[RECORDS PROVIDED]:
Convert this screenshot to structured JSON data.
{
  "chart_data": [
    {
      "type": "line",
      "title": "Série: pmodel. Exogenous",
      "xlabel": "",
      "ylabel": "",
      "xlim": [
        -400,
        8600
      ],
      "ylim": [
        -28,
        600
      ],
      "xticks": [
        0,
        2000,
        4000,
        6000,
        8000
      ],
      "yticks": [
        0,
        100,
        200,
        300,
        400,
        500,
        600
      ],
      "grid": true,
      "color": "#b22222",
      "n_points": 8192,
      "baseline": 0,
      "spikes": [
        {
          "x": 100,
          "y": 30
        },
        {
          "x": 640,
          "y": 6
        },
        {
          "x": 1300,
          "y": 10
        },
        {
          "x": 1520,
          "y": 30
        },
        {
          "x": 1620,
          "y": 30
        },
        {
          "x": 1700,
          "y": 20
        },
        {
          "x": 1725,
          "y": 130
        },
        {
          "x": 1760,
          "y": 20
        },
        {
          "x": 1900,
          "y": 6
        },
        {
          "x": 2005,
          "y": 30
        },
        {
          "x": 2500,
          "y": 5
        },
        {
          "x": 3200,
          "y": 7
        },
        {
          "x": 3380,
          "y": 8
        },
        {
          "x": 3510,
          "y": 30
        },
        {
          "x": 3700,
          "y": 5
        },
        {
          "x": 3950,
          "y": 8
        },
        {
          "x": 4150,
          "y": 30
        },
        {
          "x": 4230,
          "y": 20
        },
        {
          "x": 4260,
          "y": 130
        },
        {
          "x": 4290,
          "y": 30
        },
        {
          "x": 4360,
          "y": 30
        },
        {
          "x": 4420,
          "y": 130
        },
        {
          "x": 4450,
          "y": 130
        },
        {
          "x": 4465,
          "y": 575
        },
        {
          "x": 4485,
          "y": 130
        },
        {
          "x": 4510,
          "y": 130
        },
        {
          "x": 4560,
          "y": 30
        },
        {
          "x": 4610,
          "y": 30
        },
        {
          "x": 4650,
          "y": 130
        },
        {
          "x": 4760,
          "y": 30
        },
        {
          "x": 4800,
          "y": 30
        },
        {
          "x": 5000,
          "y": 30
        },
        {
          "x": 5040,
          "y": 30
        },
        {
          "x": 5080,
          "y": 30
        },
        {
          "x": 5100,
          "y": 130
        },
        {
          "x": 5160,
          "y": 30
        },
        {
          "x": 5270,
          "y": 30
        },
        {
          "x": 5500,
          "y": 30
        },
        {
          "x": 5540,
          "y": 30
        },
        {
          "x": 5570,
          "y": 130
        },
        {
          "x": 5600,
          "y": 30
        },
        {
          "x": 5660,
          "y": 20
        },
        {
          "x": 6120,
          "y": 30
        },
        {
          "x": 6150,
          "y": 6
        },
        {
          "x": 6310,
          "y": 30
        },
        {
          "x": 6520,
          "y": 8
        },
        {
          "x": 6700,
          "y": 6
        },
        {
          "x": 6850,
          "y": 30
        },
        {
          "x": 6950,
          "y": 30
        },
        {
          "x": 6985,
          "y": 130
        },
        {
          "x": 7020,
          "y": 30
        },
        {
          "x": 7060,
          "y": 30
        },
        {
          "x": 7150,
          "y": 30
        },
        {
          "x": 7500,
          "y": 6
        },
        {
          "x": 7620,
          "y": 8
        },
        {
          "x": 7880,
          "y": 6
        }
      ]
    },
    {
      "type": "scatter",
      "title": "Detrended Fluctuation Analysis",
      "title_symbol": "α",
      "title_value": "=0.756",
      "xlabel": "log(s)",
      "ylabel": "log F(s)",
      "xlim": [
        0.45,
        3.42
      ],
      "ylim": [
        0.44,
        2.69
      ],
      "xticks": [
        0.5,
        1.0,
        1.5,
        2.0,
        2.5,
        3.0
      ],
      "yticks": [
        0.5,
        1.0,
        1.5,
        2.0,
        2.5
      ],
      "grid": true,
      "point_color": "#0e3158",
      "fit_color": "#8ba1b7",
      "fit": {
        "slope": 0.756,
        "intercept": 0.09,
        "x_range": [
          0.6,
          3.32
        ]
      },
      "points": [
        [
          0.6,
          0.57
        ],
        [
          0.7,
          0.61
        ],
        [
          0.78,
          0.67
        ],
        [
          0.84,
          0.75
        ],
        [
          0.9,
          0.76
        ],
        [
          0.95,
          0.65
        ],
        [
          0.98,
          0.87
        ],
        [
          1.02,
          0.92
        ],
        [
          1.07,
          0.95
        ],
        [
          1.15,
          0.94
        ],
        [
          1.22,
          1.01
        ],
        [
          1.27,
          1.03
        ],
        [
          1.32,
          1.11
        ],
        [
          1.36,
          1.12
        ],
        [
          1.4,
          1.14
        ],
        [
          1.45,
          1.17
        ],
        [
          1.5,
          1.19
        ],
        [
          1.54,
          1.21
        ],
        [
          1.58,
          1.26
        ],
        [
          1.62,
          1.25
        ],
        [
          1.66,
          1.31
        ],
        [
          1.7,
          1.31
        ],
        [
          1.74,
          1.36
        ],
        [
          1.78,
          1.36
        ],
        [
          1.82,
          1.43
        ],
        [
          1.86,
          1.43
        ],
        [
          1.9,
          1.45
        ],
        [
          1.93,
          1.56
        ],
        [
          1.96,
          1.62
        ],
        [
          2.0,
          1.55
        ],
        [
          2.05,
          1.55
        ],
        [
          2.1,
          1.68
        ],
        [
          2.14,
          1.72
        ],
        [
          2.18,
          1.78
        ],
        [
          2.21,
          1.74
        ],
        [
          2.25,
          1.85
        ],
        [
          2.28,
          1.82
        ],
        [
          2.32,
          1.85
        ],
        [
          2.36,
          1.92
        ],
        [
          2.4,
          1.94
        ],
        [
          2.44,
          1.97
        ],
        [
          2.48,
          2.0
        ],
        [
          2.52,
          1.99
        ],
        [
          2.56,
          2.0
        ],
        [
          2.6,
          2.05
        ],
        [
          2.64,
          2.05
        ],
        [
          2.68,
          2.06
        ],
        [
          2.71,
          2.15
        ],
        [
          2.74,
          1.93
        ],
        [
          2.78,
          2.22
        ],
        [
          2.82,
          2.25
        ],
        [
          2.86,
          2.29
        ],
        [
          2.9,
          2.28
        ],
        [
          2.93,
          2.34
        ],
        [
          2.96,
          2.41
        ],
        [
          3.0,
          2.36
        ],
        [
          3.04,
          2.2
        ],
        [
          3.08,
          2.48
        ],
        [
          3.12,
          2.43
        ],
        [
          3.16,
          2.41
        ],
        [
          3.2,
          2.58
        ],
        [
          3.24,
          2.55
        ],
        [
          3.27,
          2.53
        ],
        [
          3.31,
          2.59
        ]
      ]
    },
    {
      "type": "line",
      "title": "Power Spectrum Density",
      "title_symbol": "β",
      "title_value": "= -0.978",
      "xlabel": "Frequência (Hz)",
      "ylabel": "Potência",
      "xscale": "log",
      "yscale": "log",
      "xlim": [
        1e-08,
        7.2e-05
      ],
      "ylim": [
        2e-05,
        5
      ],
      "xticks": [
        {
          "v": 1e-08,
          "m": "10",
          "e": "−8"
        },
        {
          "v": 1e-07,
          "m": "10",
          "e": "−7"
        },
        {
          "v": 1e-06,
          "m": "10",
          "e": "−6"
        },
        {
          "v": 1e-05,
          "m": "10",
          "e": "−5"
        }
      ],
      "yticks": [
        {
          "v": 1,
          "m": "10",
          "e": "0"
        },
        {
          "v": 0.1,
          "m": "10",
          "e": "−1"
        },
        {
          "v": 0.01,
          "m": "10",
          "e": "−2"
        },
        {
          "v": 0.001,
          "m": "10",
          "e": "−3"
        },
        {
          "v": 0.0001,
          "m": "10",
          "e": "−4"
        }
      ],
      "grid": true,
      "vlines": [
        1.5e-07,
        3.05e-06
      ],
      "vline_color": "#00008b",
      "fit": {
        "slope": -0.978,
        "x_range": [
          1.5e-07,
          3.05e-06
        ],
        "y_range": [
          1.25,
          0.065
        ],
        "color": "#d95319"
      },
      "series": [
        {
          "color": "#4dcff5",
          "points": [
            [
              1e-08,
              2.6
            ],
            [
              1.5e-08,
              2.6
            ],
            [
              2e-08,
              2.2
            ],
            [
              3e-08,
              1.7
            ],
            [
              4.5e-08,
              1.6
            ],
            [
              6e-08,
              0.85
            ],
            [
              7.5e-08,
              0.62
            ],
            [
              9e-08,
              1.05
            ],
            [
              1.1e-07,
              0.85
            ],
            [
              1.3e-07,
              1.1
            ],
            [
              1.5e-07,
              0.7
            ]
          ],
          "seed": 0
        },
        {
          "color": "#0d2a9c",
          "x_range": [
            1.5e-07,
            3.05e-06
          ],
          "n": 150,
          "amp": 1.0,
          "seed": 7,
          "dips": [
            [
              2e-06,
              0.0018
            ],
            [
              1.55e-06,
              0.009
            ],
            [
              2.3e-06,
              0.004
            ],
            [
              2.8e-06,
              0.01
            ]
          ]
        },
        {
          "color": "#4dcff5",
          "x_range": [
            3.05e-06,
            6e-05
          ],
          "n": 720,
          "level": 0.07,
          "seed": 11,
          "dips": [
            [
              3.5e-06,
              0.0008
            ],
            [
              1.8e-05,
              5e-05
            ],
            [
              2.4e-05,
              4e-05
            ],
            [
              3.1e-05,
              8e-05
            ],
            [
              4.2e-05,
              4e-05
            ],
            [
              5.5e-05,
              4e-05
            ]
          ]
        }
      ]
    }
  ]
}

[WHAT TO PRODUCE]: The lines to collect are those holding the string "ylabel"; copy them all.

[SOLVED PROBLEM]:
      "ylabel": "",
      "ylabel": "log F(s)",
      "ylabel": "Potência",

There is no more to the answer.